Reproduce every line of the records below verbatim, leaving out the pictures.
────────────────
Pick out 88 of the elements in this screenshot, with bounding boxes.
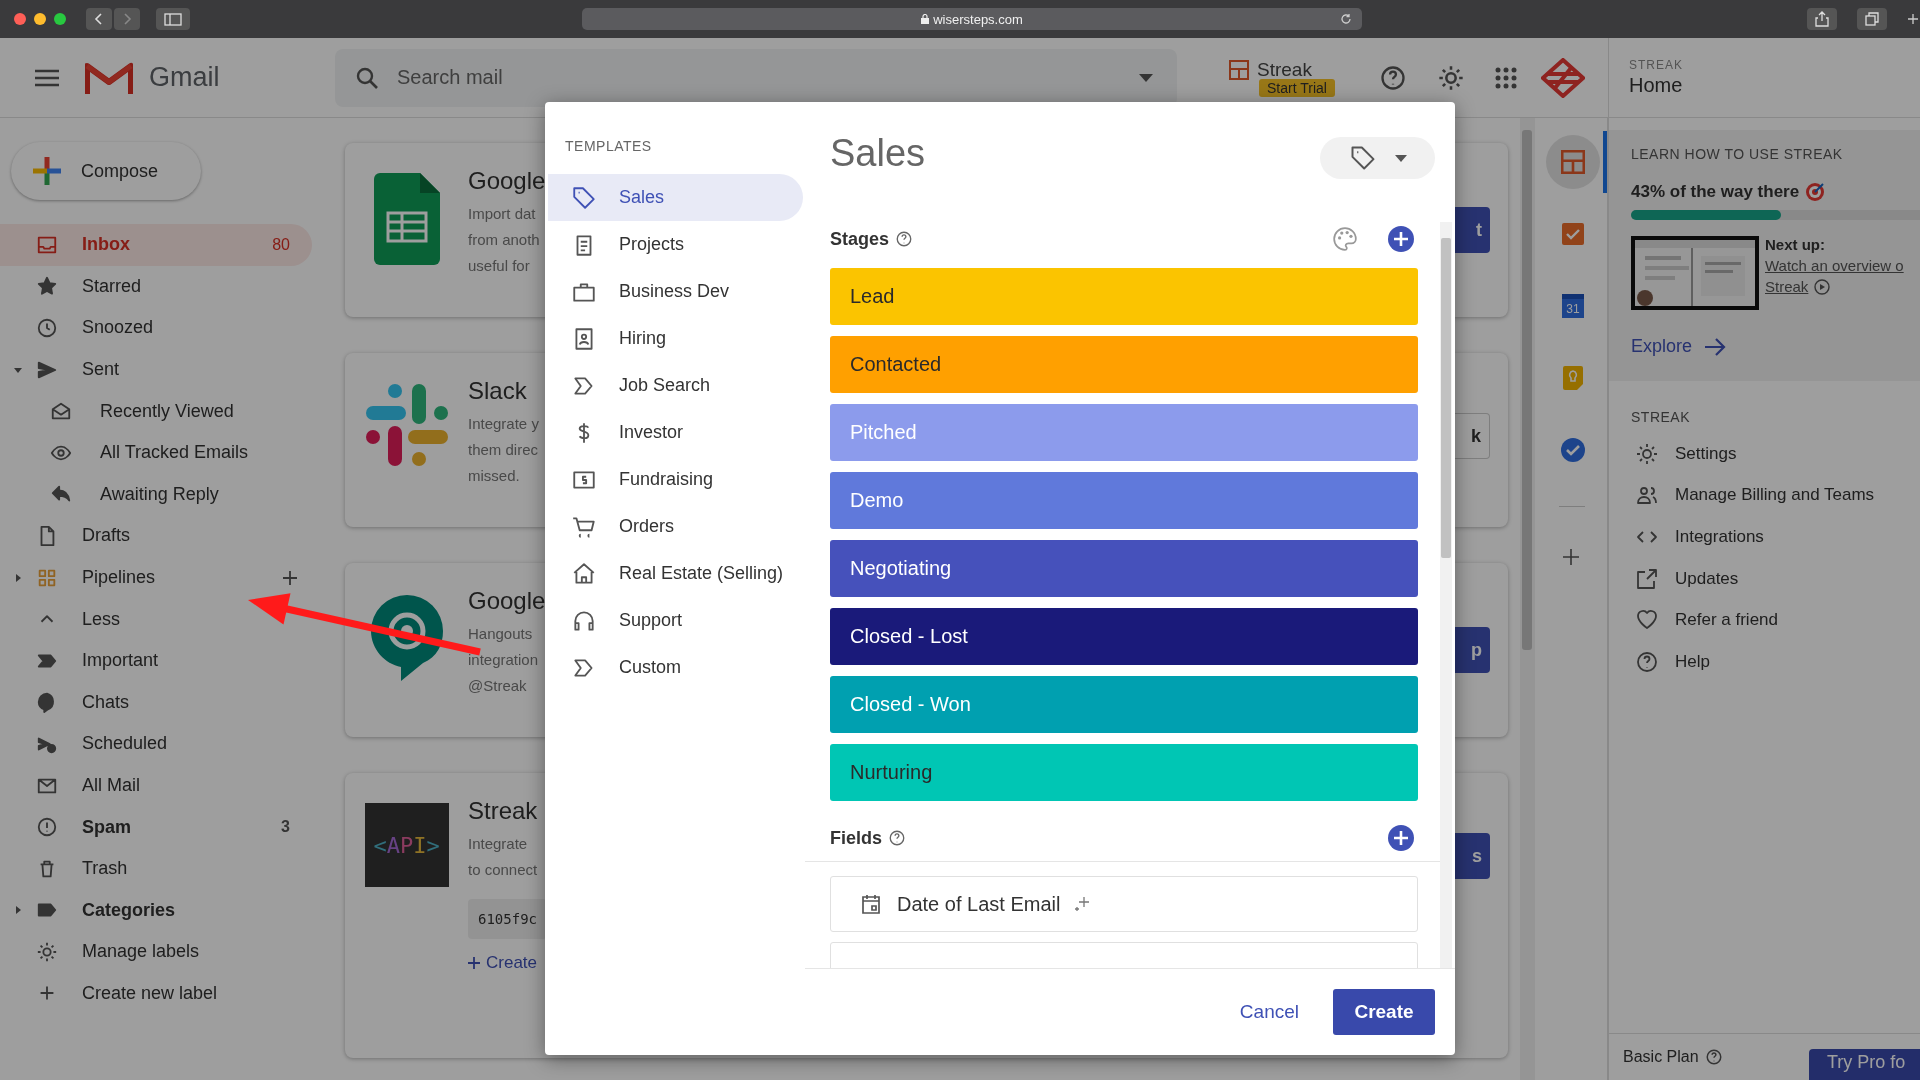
sidebar-item[interactable]: Spam 3 [0,806,312,848]
template-item[interactable]: Business Dev [548,268,803,315]
stage-bar[interactable]: Nurturing [830,744,1418,801]
card-button[interactable]: s [1454,833,1490,879]
card-description: missed. [468,466,520,486]
template-item[interactable]: Custom [548,644,803,691]
panel-menu-item[interactable]: Updates [1609,557,1920,600]
sidebar-item[interactable]: Create new label [0,972,312,1015]
card-description: to connect [468,860,538,880]
plan-label: Basic Plan [1623,1048,1699,1066]
card-button[interactable]: t [1454,207,1490,253]
search-field[interactable]: Search mail [335,48,1177,107]
stage-bar[interactable]: Closed - Lost [830,608,1418,665]
template-item[interactable]: Job Search [548,362,803,409]
card-description: them direc [468,440,539,460]
card-description: from anoth [468,230,540,250]
card-title: Google [468,167,546,195]
template-item[interactable]: Sales [548,174,803,221]
video-link[interactable]: Streak [1765,278,1809,295]
panel-menu-item[interactable]: Settings [1609,433,1920,475]
sidebar-item[interactable]: Scheduled [0,723,312,765]
explore-link[interactable]: Explore [1631,336,1920,357]
sidebar-item[interactable]: Categories [0,889,312,932]
section-heading: TEMPLATES [565,138,653,154]
card-description: useful for [468,256,530,276]
template-item[interactable]: Support [548,597,803,644]
field-row[interactable]: Date of Last Email [830,876,1418,932]
sidebar-item[interactable]: Pipelines [0,556,312,599]
stage-bar[interactable]: Negotiating [830,540,1418,597]
card-description: @Streak [468,676,527,696]
sidebar-item[interactable]: Chats [0,681,312,724]
sidebar-item[interactable]: Snoozed [0,307,312,349]
template-item[interactable]: Orders [548,503,803,550]
code-logo: <API> [364,803,449,887]
trial-badge[interactable]: Start Trial [1259,78,1335,97]
compose-button[interactable]: Compose [11,142,201,200]
panel-overline: STREAK [1629,58,1684,72]
panel-menu-item[interactable]: Refer a friend [1609,599,1920,641]
video-link[interactable]: Watch an overview o [1765,257,1904,274]
sidebar-item[interactable]: Drafts [0,515,312,557]
create-link[interactable]: Create [468,953,538,973]
template-item[interactable]: Projects [548,221,803,268]
sidebar-item[interactable]: Trash [0,847,312,890]
card-button[interactable]: k [1454,413,1490,459]
stage-bar[interactable]: Demo [830,472,1418,529]
sidebar-item[interactable]: Sent [0,348,312,391]
card-button[interactable]: p [1454,627,1490,673]
card-description: Integrate [468,834,528,854]
section-label: Stages [830,228,890,250]
sidebar-item[interactable]: Starred [0,265,312,308]
section-heading: LEARN HOW TO USE STREAK [1631,146,1844,162]
sidebar-item[interactable]: Awaiting Reply [0,473,312,516]
card-description: Integrate y [468,414,539,434]
template-item[interactable]: Real Estate (Selling) [548,550,803,597]
create-button[interactable]: Create [1333,989,1435,1035]
stage-bar[interactable]: Contacted [830,336,1418,393]
calendar-app-button[interactable]: 31 [1546,279,1600,333]
app-name: Gmail [149,62,220,93]
template-item[interactable]: Hiring [548,315,803,362]
sidebar-item[interactable]: All Tracked Emails [0,431,312,474]
upgrade-button[interactable]: Try Pro fo [1809,1049,1920,1080]
card-description: Hangouts [468,624,533,644]
next-up-label: Next up: [1765,236,1826,253]
card-title: Google [468,587,546,615]
api-key-field: 6105f9c [468,899,547,939]
panel-menu-item[interactable]: Help [1609,640,1920,683]
progress-text: 43% of the way there [1631,182,1800,202]
panel-title: Home [1629,74,1684,97]
panel-menu-item[interactable]: Integrations [1609,516,1920,558]
stage-bar[interactable]: Lead [830,268,1418,325]
card-description: integration [468,650,539,670]
sidebar-item[interactable]: Less [0,598,312,640]
section-label: Fields [830,827,882,849]
template-item[interactable]: Fundraising [548,456,803,503]
card-title: Slack [468,377,527,405]
stage-bar[interactable]: Closed - Won [830,676,1418,733]
cancel-button[interactable]: Cancel [1239,1001,1299,1023]
sidebar-item[interactable]: All Mail [0,764,312,807]
card-description: Import dat [468,204,536,224]
sidebar-item[interactable]: Recently Viewed [0,390,312,432]
sidebar-item[interactable]: Manage labels [0,931,312,973]
card-title: Streak [468,797,538,825]
section-heading: STREAK [1631,409,1691,425]
dialog-title: Sales [830,132,926,175]
address-bar[interactable]: wisersteps.com [582,8,1362,30]
template-item[interactable]: Investor [548,409,803,456]
panel-menu-item[interactable]: Manage Billing and Teams [1609,474,1920,517]
sidebar-item[interactable]: Important [0,639,312,682]
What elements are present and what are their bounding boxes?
────────────────
» SOLUTION FOR THIS EXERCISE
Pick out 88 of the elements in this screenshot, with bounding boxes.
sidebar-item[interactable]: Spam 3 [0,806,312,848]
template-item[interactable]: Business Dev [548,268,803,315]
stage-bar[interactable]: Nurturing [830,744,1418,801]
card-button[interactable]: s [1454,833,1490,879]
card-description: missed. [468,466,520,486]
template-item[interactable]: Custom [548,644,803,691]
panel-menu-item[interactable]: Updates [1609,557,1920,600]
sidebar-item[interactable]: Create new label [0,972,312,1015]
card-description: to connect [468,860,538,880]
plan-label: Basic Plan [1623,1048,1699,1066]
card-button[interactable]: t [1454,207,1490,253]
search-field[interactable]: Search mail [335,48,1177,107]
stage-bar[interactable]: Closed - Lost [830,608,1418,665]
template-item[interactable]: Job Search [548,362,803,409]
card-description: them direc [468,440,539,460]
card-description: from anoth [468,230,540,250]
card-title: Google [468,167,546,195]
template-item[interactable]: Sales [548,174,803,221]
video-link[interactable]: Streak [1765,278,1809,295]
panel-menu-item[interactable]: Settings [1609,433,1920,475]
sidebar-item[interactable]: Scheduled [0,723,312,765]
explore-link[interactable]: Explore [1631,336,1920,357]
sidebar-item[interactable]: Categories [0,889,312,932]
section-heading: TEMPLATES [565,138,653,154]
card-description: useful for [468,256,530,276]
template-item[interactable]: Support [548,597,803,644]
field-row[interactable]: Date of Last Email [830,876,1418,932]
sidebar-item[interactable]: Pipelines [0,556,312,599]
stage-bar[interactable]: Negotiating [830,540,1418,597]
card-description: @Streak [468,676,527,696]
sidebar-item[interactable]: Chats [0,681,312,724]
sidebar-item[interactable]: Snoozed [0,307,312,349]
template-item[interactable]: Orders [548,503,803,550]
code-logo: <API> [364,803,449,887]
trial-badge[interactable]: Start Trial [1259,78,1335,97]
compose-button[interactable]: Compose [11,142,201,200]
panel-overline: STREAK [1629,58,1684,72]
panel-menu-item[interactable]: Refer a friend [1609,599,1920,641]
video-link[interactable]: Watch an overview o [1765,257,1904,274]
sidebar-item[interactable]: Drafts [0,515,312,557]
create-link[interactable]: Create [468,953,538,973]
template-item[interactable]: Projects [548,221,803,268]
sidebar-item[interactable]: Trash [0,847,312,890]
card-button[interactable]: k [1454,413,1490,459]
stage-bar[interactable]: Demo [830,472,1418,529]
sidebar-item[interactable]: Sent [0,348,312,391]
card-button[interactable]: p [1454,627,1490,673]
card-description: Integrate [468,834,528,854]
section-label: Stages [830,228,890,250]
sidebar-item[interactable]: Starred [0,265,312,308]
section-heading: LEARN HOW TO USE STREAK [1631,146,1844,162]
sidebar-item[interactable]: Awaiting Reply [0,473,312,516]
card-description: Integrate y [468,414,539,434]
template-item[interactable]: Real Estate (Selling) [548,550,803,597]
create-button[interactable]: Create [1333,989,1435,1035]
stage-bar[interactable]: Contacted [830,336,1418,393]
calendar-app-button[interactable]: 31 [1546,279,1600,333]
app-name: Gmail [149,62,220,93]
template-item[interactable]: Hiring [548,315,803,362]
sidebar-item[interactable]: All Tracked Emails [0,431,312,474]
upgrade-button[interactable]: Try Pro fo [1809,1049,1920,1080]
card-description: Hangouts [468,624,533,644]
next-up-label: Next up: [1765,236,1826,253]
card-title: Google [468,587,546,615]
api-key-field: 6105f9c [468,899,547,939]
panel-menu-item[interactable]: Help [1609,640,1920,683]
progress-text: 43% of the way there [1631,182,1800,202]
panel-title: Home [1629,74,1684,97]
panel-menu-item[interactable]: Integrations [1609,516,1920,558]
stage-bar[interactable]: Lead [830,268,1418,325]
card-description: integration [468,650,539,670]
sidebar-item[interactable]: Less [0,598,312,640]
section-label: Fields [830,827,882,849]
template-item[interactable]: Fundraising [548,456,803,503]
card-title: Slack [468,377,527,405]
stage-bar[interactable]: Closed - Won [830,676,1418,733]
cancel-button[interactable]: Cancel [1239,1001,1299,1023]
sidebar-item[interactable]: All Mail [0,764,312,807]
card-description: Import dat [468,204,536,224]
sidebar-item[interactable]: Recently Viewed [0,390,312,432]
sidebar-item[interactable]: Manage labels [0,931,312,973]
card-title: Streak [468,797,538,825]
section-heading: STREAK [1631,409,1691,425]
dialog-title: Sales [830,132,926,175]
address-bar[interactable]: wisersteps.com [582,8,1362,30]
template-item[interactable]: Investor [548,409,803,456]
panel-menu-item[interactable]: Manage Billing and Teams [1609,474,1920,517]
sidebar-item[interactable]: Important [0,639,312,682]
What elements are present and what are their bounding boxes?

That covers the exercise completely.